## Start Task input
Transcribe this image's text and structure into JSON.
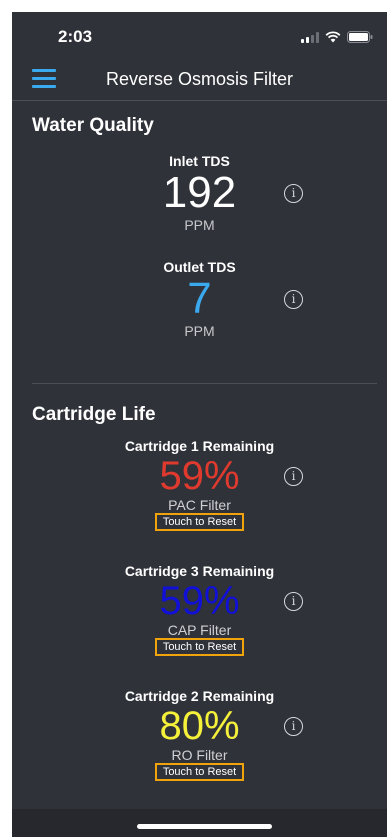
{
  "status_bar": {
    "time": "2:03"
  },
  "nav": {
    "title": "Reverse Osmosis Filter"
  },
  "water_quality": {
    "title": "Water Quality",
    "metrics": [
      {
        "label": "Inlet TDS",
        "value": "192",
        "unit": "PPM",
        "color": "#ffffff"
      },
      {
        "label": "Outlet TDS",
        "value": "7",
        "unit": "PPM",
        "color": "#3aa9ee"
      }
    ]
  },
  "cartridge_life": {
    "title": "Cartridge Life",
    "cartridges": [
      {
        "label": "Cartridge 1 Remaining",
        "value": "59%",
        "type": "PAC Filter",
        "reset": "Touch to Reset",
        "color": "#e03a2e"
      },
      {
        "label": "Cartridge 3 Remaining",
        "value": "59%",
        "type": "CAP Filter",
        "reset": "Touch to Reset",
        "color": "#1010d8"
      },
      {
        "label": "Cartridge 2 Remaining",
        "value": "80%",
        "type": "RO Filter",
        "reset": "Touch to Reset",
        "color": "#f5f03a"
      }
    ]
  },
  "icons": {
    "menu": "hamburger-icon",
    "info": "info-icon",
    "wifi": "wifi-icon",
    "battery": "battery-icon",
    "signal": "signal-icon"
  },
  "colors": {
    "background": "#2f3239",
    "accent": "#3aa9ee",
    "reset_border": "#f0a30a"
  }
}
## End Task input
## Start Task input
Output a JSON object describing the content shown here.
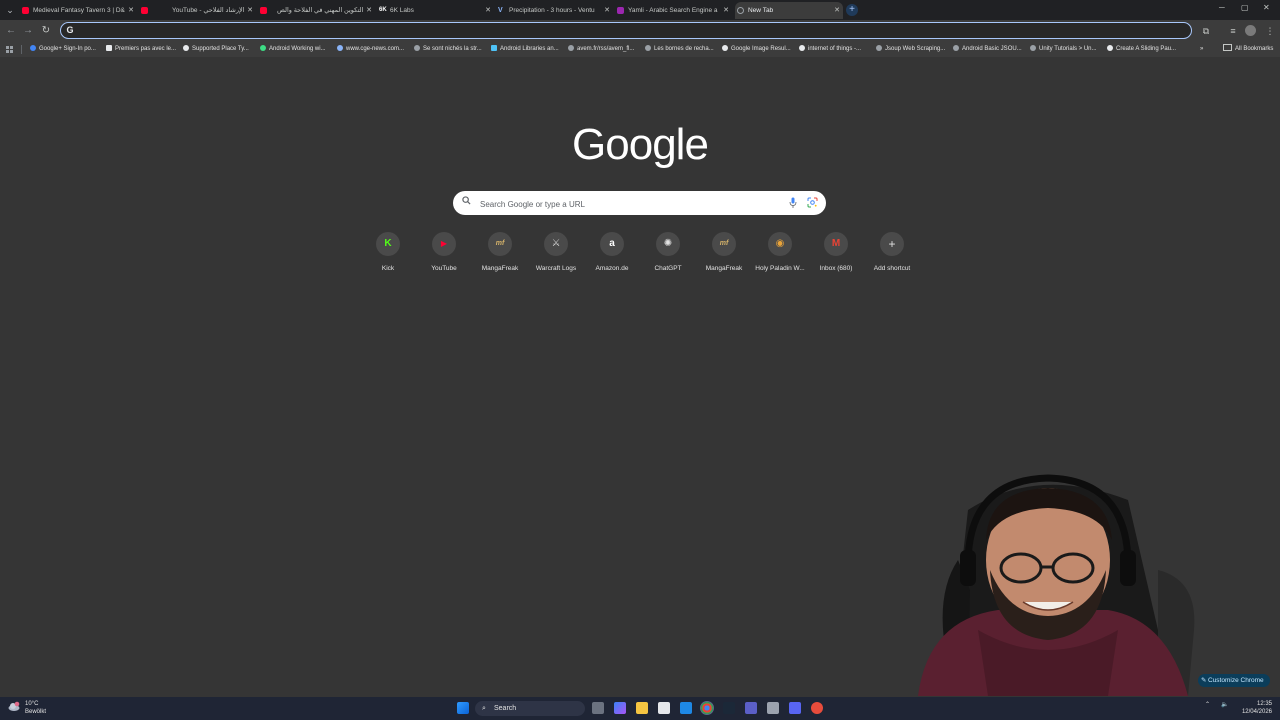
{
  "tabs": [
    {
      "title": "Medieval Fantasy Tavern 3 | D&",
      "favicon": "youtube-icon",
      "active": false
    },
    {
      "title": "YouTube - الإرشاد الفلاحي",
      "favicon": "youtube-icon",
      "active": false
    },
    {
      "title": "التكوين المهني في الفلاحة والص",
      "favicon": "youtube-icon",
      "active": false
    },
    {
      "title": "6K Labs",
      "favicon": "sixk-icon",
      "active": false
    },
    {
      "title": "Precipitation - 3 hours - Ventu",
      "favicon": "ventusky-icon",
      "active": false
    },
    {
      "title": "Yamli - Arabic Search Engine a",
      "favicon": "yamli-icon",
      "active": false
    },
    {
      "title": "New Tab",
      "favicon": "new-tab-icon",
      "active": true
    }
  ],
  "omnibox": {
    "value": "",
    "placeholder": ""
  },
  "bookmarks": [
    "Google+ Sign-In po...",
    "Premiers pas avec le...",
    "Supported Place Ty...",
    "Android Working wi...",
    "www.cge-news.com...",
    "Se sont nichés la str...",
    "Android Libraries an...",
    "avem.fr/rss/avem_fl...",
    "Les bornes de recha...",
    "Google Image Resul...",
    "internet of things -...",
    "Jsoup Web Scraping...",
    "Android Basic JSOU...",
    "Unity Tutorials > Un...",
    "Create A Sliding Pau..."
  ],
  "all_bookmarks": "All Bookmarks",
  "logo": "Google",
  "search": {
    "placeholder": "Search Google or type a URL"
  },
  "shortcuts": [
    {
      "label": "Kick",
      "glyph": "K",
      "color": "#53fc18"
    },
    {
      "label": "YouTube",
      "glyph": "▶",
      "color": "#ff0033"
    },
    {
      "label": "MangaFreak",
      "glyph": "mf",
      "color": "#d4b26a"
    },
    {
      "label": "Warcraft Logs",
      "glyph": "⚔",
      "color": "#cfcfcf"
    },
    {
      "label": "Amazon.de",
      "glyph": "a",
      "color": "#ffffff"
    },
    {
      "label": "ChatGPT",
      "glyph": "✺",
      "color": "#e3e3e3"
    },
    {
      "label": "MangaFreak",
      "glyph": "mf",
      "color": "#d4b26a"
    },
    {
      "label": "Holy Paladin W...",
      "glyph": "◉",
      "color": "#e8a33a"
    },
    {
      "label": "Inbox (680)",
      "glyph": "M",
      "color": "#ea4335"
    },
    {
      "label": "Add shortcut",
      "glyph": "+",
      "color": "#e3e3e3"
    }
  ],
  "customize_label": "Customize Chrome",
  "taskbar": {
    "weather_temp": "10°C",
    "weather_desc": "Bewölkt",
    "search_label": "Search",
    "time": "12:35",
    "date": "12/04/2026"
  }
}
## End Task input
Aim: Copy whichever lines in the listing above contain the word "Remaining".

Solution to this exercise:
        "label": "Cartridge 1 Remaining",
        "label": "Cartridge 3 Remaining",
        "label": "Cartridge 2 Remaining",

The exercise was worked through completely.